# AIM OF THE TASK
The material below should be written out in full and exactly; pictures stay out of the copy.

(Items from a dataset)
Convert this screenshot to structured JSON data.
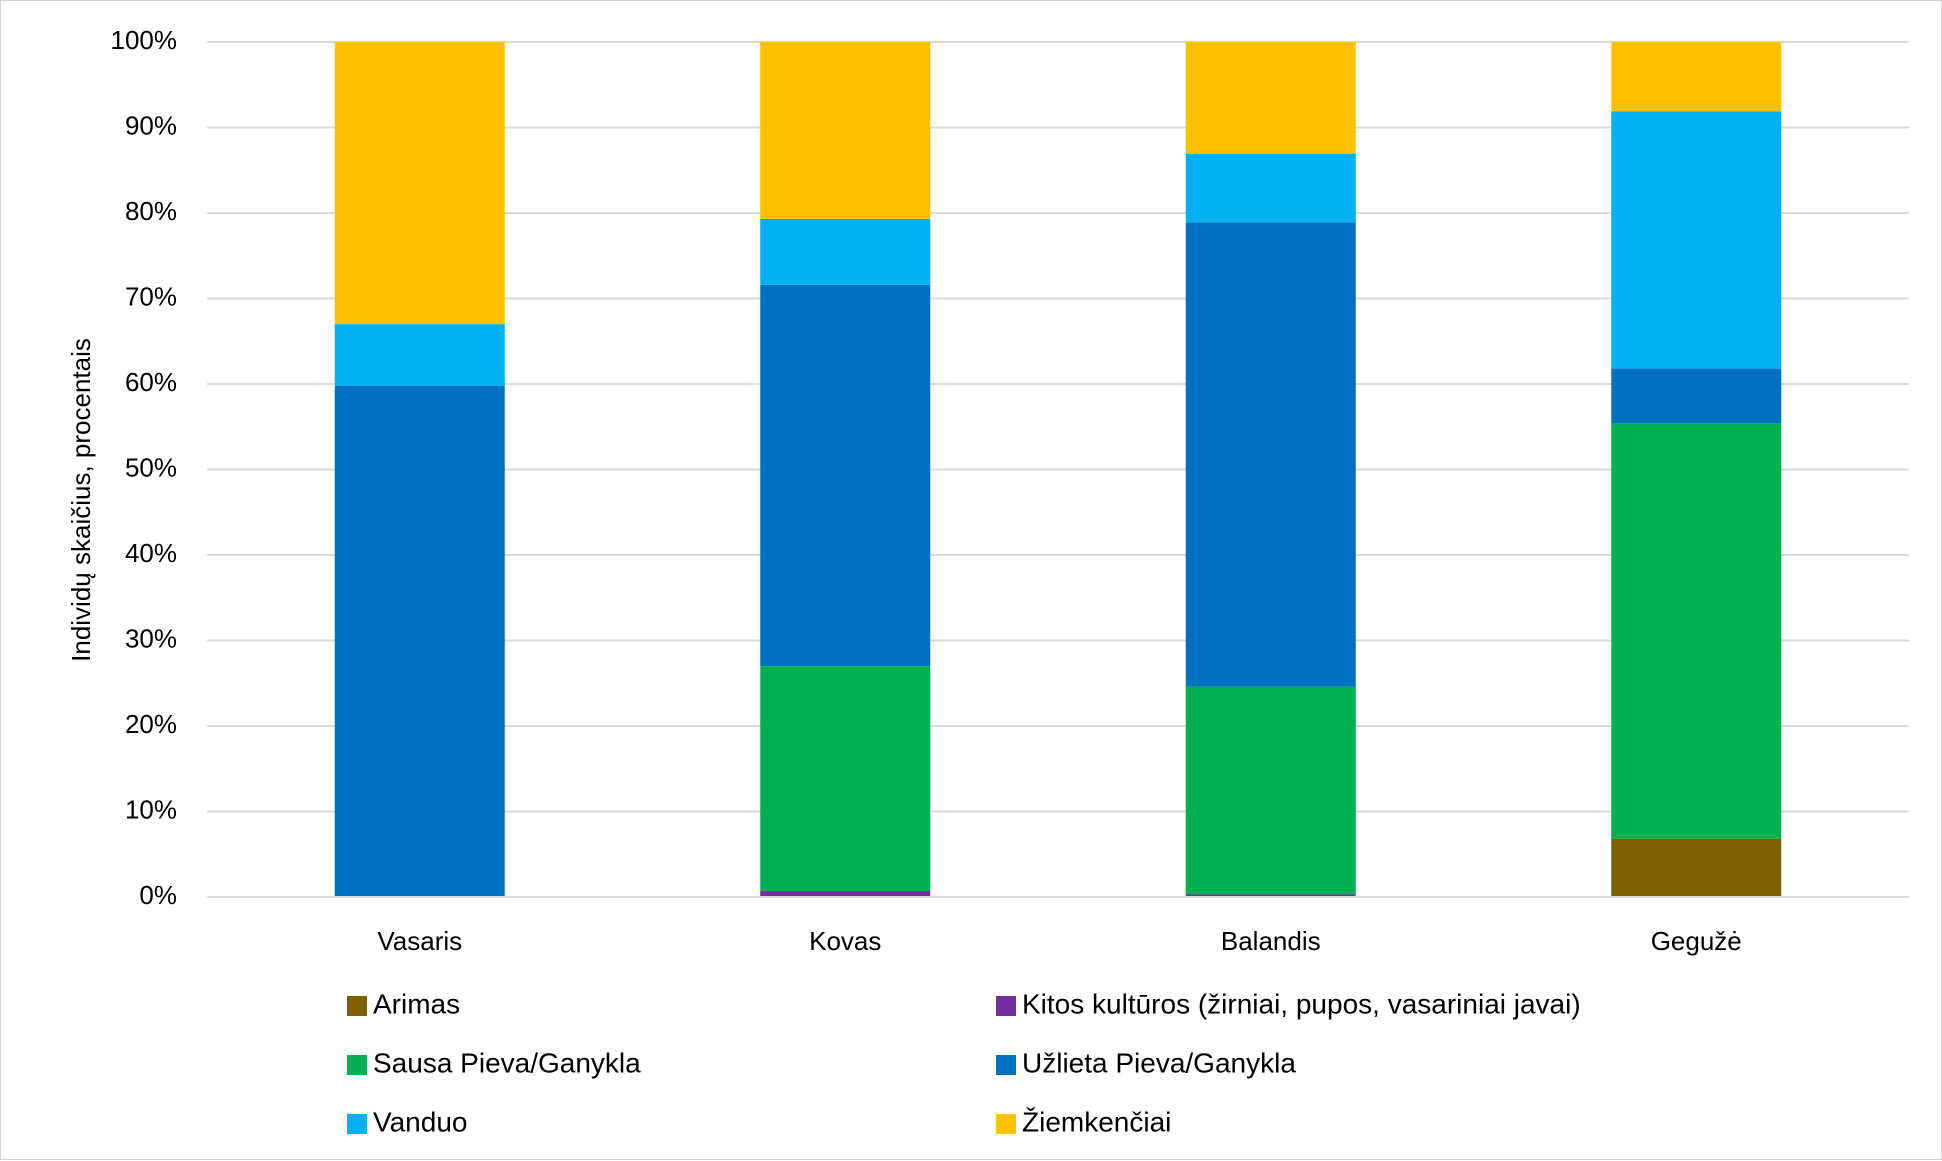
{
  "chart_data": {
    "type": "bar",
    "stacked": true,
    "percent_stacked": true,
    "title": "",
    "xlabel": "",
    "ylabel": "Individų skaičius, procentais",
    "ylim": [
      0,
      100
    ],
    "yticks": [
      "0%",
      "10%",
      "20%",
      "30%",
      "40%",
      "50%",
      "60%",
      "70%",
      "80%",
      "90%",
      "100%"
    ],
    "grid": true,
    "legend_position": "bottom",
    "categories": [
      "Vasaris",
      "Kovas",
      "Balandis",
      "Gegužė"
    ],
    "series": [
      {
        "name": "Arimas",
        "color": "#7F6000",
        "values": [
          0,
          0,
          0,
          6.8
        ]
      },
      {
        "name": "Kitos kultūros (žirniai, pupos, vasariniai javai)",
        "color": "#7030A0",
        "values": [
          0,
          0.7,
          0.3,
          0
        ]
      },
      {
        "name": "Sausa Pieva/Ganykla",
        "color": "#00B050",
        "values": [
          0,
          26.3,
          24.3,
          48.6
        ]
      },
      {
        "name": "Užlieta Pieva/Ganykla",
        "color": "#0070C0",
        "values": [
          59.8,
          44.6,
          54.3,
          6.4
        ]
      },
      {
        "name": "Vanduo",
        "color": "#00B0F0",
        "values": [
          7.2,
          7.7,
          8.0,
          30.1
        ]
      },
      {
        "name": "Žiemkenčiai",
        "color": "#FFC000",
        "values": [
          33.0,
          20.7,
          13.1,
          8.1
        ]
      }
    ]
  }
}
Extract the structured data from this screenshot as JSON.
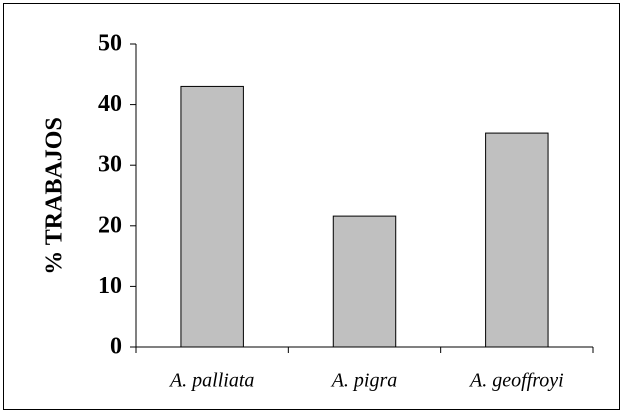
{
  "chart_data": {
    "type": "bar",
    "y_label": "% TRABAJOS",
    "categories": [
      "A. palliata",
      "A. pigra",
      "A. geoffroyi"
    ],
    "values": [
      43,
      21.6,
      35.3
    ],
    "color": "#c0c0c0",
    "ylim": [
      0,
      50
    ],
    "yticks": [
      0,
      10,
      20,
      30,
      40,
      50
    ],
    "grid": false
  }
}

# ANSWER FOR THE TASK
Convert this screenshot to structured JSON data.
{
  "chart_data": {
    "type": "bar",
    "stacked": true,
    "percent_stacked": true,
    "title": "",
    "xlabel": "",
    "ylabel": "Individų skaičius, procentais",
    "ylim": [
      0,
      100
    ],
    "yticks": [
      "0%",
      "10%",
      "20%",
      "30%",
      "40%",
      "50%",
      "60%",
      "70%",
      "80%",
      "90%",
      "100%"
    ],
    "grid": true,
    "legend_position": "bottom",
    "categories": [
      "Vasaris",
      "Kovas",
      "Balandis",
      "Gegužė"
    ],
    "series": [
      {
        "name": "Arimas",
        "color": "#7F6000",
        "values": [
          0,
          0,
          0,
          6.8
        ]
      },
      {
        "name": "Kitos kultūros (žirniai, pupos, vasariniai javai)",
        "color": "#7030A0",
        "values": [
          0,
          0.7,
          0.3,
          0
        ]
      },
      {
        "name": "Sausa Pieva/Ganykla",
        "color": "#00B050",
        "values": [
          0,
          26.3,
          24.3,
          48.6
        ]
      },
      {
        "name": "Užlieta Pieva/Ganykla",
        "color": "#0070C0",
        "values": [
          59.8,
          44.6,
          54.3,
          6.4
        ]
      },
      {
        "name": "Vanduo",
        "color": "#00B0F0",
        "values": [
          7.2,
          7.7,
          8.0,
          30.1
        ]
      },
      {
        "name": "Žiemkenčiai",
        "color": "#FFC000",
        "values": [
          33.0,
          20.7,
          13.1,
          8.1
        ]
      }
    ]
  }
}
Extract the structured data from this screenshot as JSON.
{
  "chart_data": {
    "type": "bar",
    "y_label": "% TRABAJOS",
    "categories": [
      "A. palliata",
      "A. pigra",
      "A. geoffroyi"
    ],
    "values": [
      43,
      21.6,
      35.3
    ],
    "color": "#c0c0c0",
    "ylim": [
      0,
      50
    ],
    "yticks": [
      0,
      10,
      20,
      30,
      40,
      50
    ],
    "grid": false
  }
}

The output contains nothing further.